==== Information supplied ====

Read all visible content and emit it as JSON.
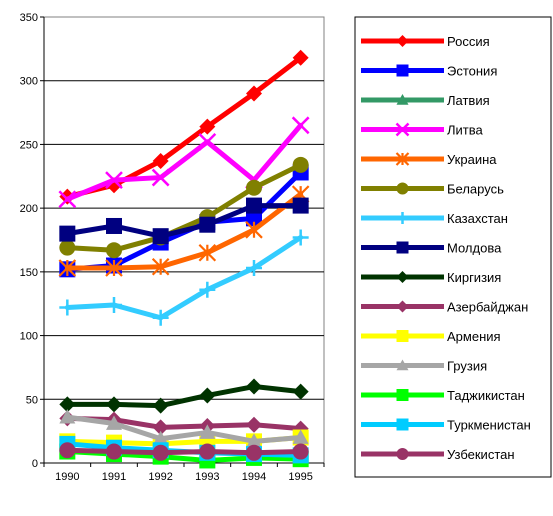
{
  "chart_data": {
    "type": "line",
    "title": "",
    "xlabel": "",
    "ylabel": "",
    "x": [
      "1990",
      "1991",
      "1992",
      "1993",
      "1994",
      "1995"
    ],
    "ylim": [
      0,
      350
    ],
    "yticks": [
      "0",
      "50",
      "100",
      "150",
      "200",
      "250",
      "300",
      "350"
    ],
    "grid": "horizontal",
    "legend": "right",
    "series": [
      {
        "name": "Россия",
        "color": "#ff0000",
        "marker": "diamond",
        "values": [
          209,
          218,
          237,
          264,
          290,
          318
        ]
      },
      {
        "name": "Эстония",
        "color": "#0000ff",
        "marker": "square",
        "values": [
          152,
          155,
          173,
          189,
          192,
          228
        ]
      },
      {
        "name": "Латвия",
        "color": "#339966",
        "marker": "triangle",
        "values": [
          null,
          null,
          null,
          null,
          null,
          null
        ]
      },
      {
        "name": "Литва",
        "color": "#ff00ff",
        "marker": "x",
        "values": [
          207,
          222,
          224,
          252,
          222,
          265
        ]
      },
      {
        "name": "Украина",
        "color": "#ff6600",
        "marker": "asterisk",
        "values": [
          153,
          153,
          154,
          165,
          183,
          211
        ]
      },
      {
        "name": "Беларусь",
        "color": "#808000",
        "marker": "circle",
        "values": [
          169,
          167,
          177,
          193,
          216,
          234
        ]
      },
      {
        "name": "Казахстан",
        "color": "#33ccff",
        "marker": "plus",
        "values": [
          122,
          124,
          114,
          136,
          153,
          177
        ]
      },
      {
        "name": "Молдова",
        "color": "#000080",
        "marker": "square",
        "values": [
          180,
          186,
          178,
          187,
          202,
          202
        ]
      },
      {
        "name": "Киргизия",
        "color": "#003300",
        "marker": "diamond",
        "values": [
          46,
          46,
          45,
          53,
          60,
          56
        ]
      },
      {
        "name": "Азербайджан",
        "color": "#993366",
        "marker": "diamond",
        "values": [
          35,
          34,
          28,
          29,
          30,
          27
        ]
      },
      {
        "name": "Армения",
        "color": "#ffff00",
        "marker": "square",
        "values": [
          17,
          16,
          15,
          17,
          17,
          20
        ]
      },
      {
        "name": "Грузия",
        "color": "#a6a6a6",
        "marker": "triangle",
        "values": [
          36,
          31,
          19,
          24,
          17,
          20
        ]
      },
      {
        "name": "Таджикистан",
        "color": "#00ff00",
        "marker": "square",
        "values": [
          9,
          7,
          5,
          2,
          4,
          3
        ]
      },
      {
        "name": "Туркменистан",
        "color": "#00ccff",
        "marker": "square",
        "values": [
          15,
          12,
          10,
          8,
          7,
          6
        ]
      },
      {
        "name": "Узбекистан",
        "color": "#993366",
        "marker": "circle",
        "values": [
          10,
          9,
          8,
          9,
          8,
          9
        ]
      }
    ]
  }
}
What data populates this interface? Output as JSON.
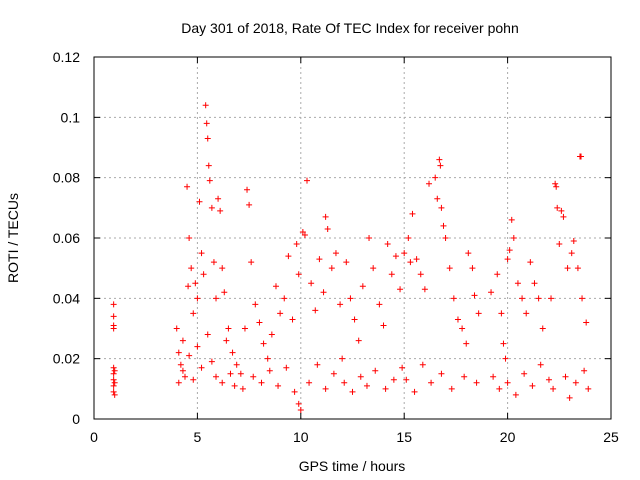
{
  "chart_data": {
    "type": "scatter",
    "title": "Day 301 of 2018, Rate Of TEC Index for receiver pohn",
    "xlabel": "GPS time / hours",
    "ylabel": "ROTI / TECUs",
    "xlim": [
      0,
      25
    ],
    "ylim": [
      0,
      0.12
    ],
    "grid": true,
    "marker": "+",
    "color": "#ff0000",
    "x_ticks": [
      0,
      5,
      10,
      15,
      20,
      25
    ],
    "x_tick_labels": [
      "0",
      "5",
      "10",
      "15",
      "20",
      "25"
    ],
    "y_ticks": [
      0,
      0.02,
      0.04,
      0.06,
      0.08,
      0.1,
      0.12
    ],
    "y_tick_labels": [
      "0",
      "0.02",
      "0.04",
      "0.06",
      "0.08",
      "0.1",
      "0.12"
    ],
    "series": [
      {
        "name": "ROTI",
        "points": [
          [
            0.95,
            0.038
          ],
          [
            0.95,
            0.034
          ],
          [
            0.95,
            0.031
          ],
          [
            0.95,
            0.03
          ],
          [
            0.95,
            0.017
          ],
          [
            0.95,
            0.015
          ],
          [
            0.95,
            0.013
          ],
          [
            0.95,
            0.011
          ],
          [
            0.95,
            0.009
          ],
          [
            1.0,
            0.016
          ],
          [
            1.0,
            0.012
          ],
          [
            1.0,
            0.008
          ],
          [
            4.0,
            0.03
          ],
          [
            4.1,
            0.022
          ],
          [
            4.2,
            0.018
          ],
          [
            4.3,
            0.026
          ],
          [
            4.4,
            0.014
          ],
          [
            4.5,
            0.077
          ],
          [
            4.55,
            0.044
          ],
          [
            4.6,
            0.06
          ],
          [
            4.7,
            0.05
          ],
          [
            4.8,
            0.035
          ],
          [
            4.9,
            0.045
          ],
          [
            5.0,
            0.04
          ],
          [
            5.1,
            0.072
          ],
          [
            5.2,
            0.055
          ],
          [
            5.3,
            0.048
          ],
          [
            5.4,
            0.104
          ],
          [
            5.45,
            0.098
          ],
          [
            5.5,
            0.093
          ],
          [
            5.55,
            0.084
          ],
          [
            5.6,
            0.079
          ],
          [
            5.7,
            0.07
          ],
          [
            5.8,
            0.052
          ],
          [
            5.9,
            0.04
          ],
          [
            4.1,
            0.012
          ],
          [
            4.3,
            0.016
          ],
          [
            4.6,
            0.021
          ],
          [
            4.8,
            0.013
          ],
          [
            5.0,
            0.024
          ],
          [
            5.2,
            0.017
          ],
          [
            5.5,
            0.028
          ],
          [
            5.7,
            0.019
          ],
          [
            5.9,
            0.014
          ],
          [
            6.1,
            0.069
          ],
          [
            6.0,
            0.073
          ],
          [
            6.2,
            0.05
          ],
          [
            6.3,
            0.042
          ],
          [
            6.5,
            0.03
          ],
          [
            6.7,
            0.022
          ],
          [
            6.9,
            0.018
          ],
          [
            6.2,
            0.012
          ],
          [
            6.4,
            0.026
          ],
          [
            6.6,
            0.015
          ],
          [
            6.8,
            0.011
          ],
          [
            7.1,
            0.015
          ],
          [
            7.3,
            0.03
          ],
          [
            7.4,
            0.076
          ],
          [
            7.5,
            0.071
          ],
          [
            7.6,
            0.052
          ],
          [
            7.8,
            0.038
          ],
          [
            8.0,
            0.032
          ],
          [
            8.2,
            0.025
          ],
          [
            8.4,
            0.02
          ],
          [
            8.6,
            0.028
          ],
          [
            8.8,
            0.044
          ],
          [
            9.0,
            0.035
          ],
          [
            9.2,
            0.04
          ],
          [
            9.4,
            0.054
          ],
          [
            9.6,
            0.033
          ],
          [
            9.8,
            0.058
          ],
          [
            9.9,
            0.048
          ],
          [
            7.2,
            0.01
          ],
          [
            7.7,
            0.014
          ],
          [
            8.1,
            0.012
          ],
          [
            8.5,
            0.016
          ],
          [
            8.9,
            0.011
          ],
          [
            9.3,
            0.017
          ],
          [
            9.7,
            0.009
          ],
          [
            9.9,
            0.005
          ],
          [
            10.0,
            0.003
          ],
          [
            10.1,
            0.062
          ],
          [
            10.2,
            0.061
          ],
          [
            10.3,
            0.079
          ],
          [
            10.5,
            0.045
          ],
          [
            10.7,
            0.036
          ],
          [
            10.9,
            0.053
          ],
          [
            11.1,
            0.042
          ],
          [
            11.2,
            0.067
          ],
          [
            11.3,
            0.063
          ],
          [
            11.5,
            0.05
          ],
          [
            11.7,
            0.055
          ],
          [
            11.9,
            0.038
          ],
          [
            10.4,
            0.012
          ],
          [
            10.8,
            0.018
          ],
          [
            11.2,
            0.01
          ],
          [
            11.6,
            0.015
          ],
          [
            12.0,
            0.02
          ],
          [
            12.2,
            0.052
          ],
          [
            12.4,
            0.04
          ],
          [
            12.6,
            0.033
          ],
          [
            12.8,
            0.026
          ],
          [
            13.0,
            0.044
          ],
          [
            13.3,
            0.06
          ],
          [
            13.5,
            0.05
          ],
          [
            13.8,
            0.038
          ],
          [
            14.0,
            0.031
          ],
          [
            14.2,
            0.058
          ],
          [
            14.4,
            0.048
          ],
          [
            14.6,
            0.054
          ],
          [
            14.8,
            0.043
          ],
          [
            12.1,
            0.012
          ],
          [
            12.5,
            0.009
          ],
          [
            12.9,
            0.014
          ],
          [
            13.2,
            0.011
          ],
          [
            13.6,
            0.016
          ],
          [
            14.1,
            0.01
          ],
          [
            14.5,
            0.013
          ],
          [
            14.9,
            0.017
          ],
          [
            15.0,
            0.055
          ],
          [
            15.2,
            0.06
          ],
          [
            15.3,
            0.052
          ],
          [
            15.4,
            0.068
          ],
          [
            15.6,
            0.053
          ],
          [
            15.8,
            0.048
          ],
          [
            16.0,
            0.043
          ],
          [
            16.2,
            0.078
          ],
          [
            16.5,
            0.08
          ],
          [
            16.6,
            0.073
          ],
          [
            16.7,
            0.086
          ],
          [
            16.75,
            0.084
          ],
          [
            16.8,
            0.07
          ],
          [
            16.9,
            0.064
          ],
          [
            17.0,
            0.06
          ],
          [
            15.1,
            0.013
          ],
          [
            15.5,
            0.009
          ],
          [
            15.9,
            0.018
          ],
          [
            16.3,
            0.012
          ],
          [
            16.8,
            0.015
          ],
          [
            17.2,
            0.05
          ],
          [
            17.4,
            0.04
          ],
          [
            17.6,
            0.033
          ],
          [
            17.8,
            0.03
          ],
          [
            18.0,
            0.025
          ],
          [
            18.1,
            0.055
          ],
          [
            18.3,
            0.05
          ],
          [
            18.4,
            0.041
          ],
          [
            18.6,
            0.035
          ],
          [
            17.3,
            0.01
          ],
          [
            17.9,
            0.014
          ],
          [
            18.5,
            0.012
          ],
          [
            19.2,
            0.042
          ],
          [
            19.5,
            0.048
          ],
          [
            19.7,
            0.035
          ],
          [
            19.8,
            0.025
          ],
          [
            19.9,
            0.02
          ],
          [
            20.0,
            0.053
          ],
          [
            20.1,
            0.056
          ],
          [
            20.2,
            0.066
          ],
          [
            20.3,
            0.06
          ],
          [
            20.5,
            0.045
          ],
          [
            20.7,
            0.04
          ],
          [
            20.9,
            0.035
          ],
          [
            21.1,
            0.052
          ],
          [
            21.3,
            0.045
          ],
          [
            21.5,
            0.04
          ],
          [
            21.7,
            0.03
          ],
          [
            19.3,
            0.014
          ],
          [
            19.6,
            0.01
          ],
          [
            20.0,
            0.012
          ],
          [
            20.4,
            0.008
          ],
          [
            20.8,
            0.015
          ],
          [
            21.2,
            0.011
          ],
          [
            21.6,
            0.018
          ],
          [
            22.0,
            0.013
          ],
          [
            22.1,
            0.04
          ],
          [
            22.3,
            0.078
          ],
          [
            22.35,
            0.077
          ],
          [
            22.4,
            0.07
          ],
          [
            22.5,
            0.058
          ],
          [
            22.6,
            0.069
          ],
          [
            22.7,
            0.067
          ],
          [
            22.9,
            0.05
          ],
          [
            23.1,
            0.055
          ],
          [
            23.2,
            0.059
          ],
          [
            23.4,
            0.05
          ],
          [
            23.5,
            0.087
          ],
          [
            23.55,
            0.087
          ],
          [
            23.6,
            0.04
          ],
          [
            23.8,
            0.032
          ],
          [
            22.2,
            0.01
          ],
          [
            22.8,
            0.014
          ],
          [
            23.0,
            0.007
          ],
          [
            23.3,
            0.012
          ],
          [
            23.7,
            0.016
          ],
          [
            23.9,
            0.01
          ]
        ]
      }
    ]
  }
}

====

> **Task prompt**
Gather from the data above every line with the string "title".

> **Written answer**
    "title": "",
    "title": "Day 301 of 2018, Rate Of TEC Index for receiver pohn",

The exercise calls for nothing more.